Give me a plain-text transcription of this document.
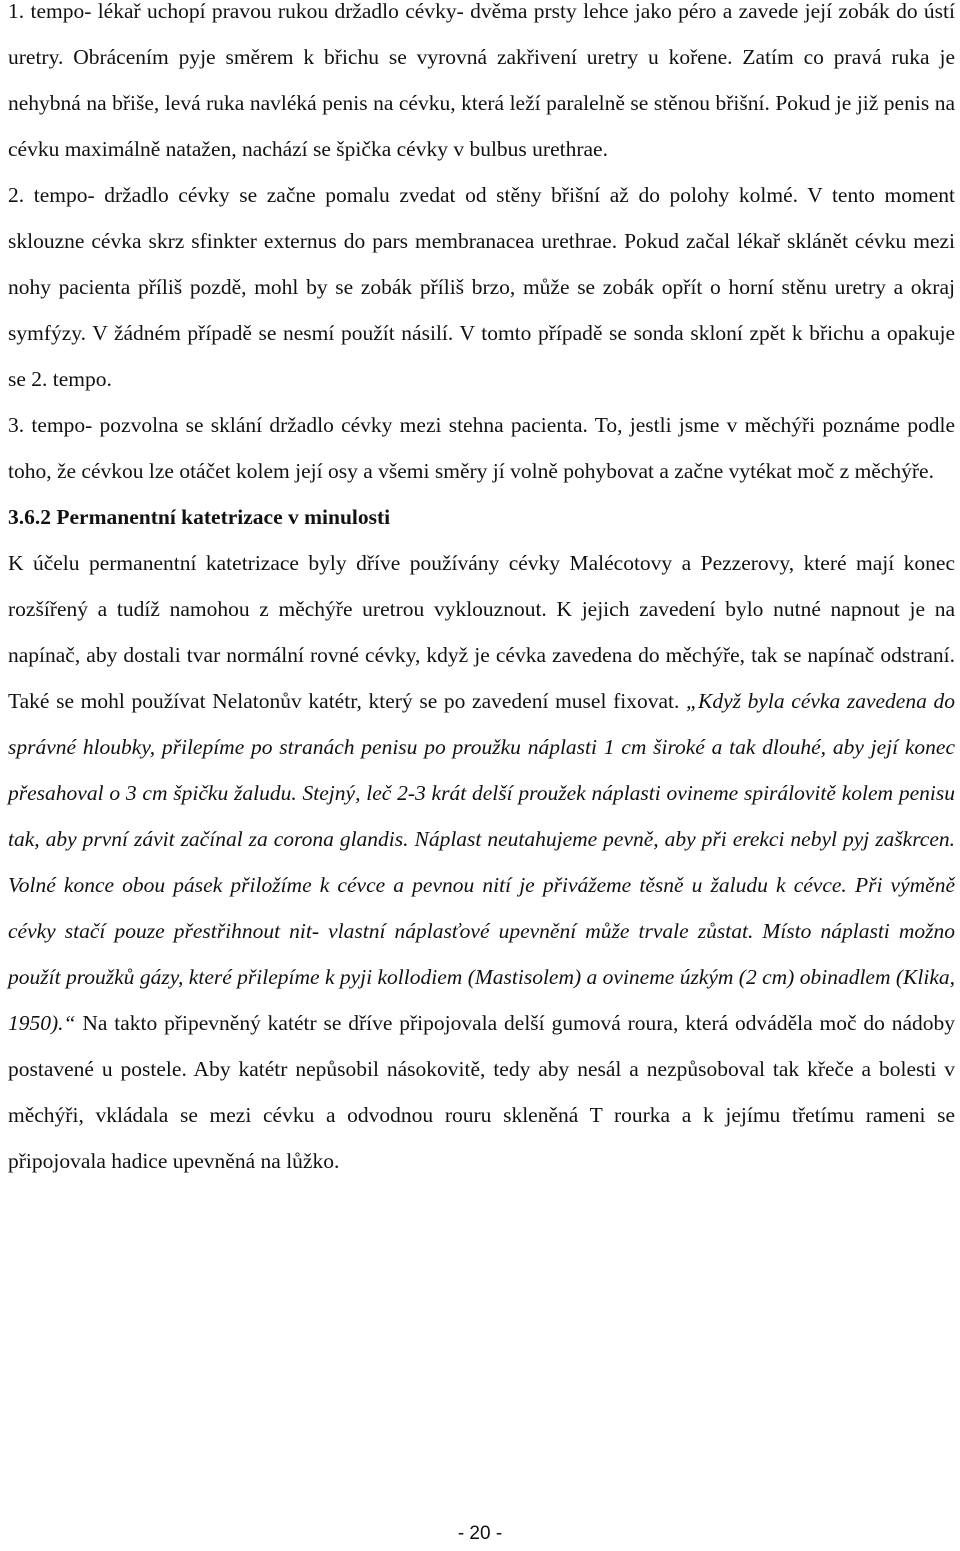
1. tempo- lékař uchopí pravou rukou držadlo cévky- dvěma prsty lehce jako péro a zavede její zobák do ústí uretry. Obrácením pyje směrem k břichu se vyrovná zakřivení uretry u kořene. Zatím co pravá ruka je nehybná na břiše, levá ruka navléká penis na cévku, která leží paralelně se stěnou břišní. Pokud je již penis na cévku maximálně natažen, nachází se špička cévky v bulbus urethrae.

2. tempo- držadlo cévky se začne pomalu zvedat od stěny břišní až do polohy kolmé. V tento moment sklouzne cévka skrz sfinkter externus do pars membranacea urethrae. Pokud začal lékař sklánět cévku mezi nohy pacienta příliš pozdě, mohl by se zobák příliš brzo, může se zobák opřít o horní stěnu uretry a okraj symfýzy. V žádném případě se nesmí použít násilí. V tomto případě se sonda skloní zpět k břichu a opakuje se 2. tempo.

3. tempo- pozvolna se sklání držadlo cévky mezi stehna pacienta. To, jestli jsme v měchýři poznáme podle toho, že cévkou lze otáčet kolem její osy a všemi směry jí volně pohybovat a začne vytékat moč z měchýře.

3.6.2 Permanentní katetrizace v minulosti

K účelu permanentní katetrizace byly dříve používány cévky Malécotovy a Pezzerovy, které mají konec rozšířený a tudíž namohou z měchýře uretrou vyklouznout. K jejich zavedení bylo nutné napnout je na napínač, aby dostali tvar normální rovné cévky, když je cévka zavedena do měchýře, tak se napínač odstraní. Také se mohl používat Nelatonův katétr, který se po zavedení musel fixovat. „Když byla cévka zavedena do správné hloubky, přilepíme po stranách penisu po proužku náplasti 1 cm široké a tak dlouhé, aby její konec přesahoval o 3 cm špičku žaludu. Stejný, leč 2-3 krát delší proužek náplasti ovineme spirálovitě kolem penisu tak, aby první závit začínal za corona glandis. Náplast neutahujeme pevně, aby při erekci nebyl pyj zaškrcen. Volné konce obou pásek přiložíme k cévce a pevnou nití je přivážeme těsně u žaludu k cévce. Při výměně cévky stačí pouze přestřihnout nit- vlastní náplasťové upevnění může trvale zůstat. Místo náplasti možno použít proužků gázy, které přilepíme k pyji kollodiem (Mastisolem) a ovineme úzkým (2 cm) obinadlem (Klika, 1950).“ Na takto připevněný katétr se dříve připojovala delší gumová roura, která odváděla moč do nádoby postavené u postele. Aby katétr nepůsobil násokovitě, tedy aby nesál a nezpůsoboval tak křeče a bolesti v měchýři, vkládala se mezi cévku a odvodnou rouru skleněná T rourka a k jejímu třetímu rameni se připojovala hadice upevněná na lůžko.

- 20 -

* [Do this]: Copy out each line of the entries that holds "uretry".

* [Written answer]:
1. tempo- lékař uchopí pravou rukou držadlo cévky- dvěma prsty lehce jako péro a zavede její zobák do ústí uretry. Obrácením pyje směrem k břichu se vyrovná zakřivení uretry u kořene. Zatím co pravá ruka je nehybná na břiše, levá ruka navléká penis na cévku, která leží paralelně se stěnou břišní. Pokud je již penis na cévku maximálně natažen, nachází se špička cévky v bulbus urethrae.
2. tempo- držadlo cévky se začne pomalu zvedat od stěny břišní až do polohy kolmé. V tento moment sklouzne cévka skrz sfinkter externus do pars membranacea urethrae. Pokud začal lékař sklánět cévku mezi nohy pacienta příliš pozdě, mohl by se zobák příliš brzo, může se zobák opřít o horní stěnu uretry a okraj symfýzy. V žádném případě se nesmí použít násilí. V tomto případě se sonda skloní zpět k břichu a opakuje se 2. tempo.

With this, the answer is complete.